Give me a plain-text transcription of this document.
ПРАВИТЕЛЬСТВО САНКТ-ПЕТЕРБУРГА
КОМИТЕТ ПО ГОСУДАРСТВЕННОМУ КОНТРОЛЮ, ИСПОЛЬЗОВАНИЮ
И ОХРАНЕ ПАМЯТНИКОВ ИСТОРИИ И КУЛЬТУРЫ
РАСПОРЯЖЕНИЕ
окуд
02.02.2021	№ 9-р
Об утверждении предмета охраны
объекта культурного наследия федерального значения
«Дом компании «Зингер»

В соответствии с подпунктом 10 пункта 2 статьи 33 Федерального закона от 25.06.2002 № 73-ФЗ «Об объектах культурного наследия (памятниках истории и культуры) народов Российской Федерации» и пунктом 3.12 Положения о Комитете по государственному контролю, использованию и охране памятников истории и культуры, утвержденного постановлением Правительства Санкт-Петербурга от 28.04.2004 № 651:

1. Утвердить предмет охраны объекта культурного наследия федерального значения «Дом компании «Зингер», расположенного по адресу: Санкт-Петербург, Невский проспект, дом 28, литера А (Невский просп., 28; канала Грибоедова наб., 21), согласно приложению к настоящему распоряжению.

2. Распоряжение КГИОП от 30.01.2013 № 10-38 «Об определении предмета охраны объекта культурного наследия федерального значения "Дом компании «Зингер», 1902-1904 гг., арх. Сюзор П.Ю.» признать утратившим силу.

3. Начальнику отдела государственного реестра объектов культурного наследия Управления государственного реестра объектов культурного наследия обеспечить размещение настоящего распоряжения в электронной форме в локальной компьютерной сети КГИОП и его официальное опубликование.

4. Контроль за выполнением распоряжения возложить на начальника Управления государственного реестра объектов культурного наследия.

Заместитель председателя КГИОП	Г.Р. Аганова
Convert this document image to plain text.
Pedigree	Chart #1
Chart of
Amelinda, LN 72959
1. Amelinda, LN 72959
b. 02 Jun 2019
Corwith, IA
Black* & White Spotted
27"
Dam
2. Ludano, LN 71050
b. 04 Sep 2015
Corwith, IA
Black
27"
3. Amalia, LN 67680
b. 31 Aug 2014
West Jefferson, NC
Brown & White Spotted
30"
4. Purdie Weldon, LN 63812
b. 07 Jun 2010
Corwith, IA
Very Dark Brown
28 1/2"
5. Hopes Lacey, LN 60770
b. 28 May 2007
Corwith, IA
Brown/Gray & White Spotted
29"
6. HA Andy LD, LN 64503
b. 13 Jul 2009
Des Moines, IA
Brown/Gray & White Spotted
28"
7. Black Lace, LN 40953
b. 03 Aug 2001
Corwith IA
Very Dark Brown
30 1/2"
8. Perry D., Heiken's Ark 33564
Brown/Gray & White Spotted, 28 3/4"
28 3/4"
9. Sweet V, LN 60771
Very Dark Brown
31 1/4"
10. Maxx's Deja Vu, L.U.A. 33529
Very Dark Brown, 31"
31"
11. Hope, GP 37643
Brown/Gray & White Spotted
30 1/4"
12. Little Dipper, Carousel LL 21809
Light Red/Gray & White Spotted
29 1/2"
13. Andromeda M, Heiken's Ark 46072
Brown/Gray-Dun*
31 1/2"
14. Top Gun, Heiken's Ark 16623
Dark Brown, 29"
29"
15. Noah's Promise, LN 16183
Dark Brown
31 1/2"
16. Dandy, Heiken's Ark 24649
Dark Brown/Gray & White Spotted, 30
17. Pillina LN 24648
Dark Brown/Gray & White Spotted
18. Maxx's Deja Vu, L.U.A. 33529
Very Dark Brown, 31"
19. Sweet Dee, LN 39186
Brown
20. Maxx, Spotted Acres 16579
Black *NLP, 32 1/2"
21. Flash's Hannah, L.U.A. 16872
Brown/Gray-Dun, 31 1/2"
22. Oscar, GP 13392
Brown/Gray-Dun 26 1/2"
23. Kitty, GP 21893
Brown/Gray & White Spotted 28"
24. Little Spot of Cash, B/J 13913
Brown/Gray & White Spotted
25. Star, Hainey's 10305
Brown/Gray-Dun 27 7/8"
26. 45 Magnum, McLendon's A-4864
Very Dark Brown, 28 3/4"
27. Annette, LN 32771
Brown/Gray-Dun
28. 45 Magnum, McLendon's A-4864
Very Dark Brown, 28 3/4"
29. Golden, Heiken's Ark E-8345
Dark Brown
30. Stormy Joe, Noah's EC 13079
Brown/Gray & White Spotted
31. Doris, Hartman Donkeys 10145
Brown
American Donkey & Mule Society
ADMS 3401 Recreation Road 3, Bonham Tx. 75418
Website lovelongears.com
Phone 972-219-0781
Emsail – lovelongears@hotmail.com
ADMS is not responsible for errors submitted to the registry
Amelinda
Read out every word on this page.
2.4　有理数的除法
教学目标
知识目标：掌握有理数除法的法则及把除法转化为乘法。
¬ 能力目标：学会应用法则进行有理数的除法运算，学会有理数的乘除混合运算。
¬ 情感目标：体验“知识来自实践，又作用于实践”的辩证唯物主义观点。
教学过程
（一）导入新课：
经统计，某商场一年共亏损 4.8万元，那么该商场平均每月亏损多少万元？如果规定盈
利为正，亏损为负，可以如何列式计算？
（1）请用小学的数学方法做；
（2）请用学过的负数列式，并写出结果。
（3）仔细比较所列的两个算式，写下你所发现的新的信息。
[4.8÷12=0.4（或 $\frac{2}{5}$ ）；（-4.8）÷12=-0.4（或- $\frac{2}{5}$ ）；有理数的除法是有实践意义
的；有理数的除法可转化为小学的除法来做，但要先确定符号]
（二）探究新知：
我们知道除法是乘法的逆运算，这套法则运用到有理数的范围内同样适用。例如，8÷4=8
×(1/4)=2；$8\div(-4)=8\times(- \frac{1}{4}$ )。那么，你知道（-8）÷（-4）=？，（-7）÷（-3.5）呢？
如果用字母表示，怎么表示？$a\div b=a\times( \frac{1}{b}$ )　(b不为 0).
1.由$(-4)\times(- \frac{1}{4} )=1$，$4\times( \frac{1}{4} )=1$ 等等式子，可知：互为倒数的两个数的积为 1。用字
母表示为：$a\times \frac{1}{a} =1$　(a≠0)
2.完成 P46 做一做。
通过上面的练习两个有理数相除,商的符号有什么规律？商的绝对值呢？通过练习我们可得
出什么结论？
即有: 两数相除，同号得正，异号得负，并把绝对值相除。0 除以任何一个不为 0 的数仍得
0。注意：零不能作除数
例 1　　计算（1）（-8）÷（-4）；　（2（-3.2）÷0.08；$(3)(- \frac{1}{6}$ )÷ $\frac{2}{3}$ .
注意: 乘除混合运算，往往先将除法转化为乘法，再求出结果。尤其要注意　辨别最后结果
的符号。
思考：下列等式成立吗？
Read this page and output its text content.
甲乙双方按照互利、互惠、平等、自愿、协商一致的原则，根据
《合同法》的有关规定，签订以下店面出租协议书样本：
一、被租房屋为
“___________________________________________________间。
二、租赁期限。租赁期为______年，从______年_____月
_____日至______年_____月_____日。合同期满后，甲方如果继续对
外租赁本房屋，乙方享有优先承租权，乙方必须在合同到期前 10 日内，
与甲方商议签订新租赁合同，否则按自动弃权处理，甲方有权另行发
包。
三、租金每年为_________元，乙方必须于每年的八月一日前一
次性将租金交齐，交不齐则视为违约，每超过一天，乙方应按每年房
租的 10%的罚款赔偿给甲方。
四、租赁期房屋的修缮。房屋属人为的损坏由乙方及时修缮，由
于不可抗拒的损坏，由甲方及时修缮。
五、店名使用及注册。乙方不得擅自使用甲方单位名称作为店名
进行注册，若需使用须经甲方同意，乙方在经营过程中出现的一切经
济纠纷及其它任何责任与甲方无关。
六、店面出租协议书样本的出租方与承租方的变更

What is being asked: Pick out every line above that holds the word "Maxx" and copy it.

The answer:
10. Maxx's Deja Vu, L.U.A. 33529
18. Maxx's Deja Vu, L.U.A. 33529
20. Maxx, Spotted Acres 16579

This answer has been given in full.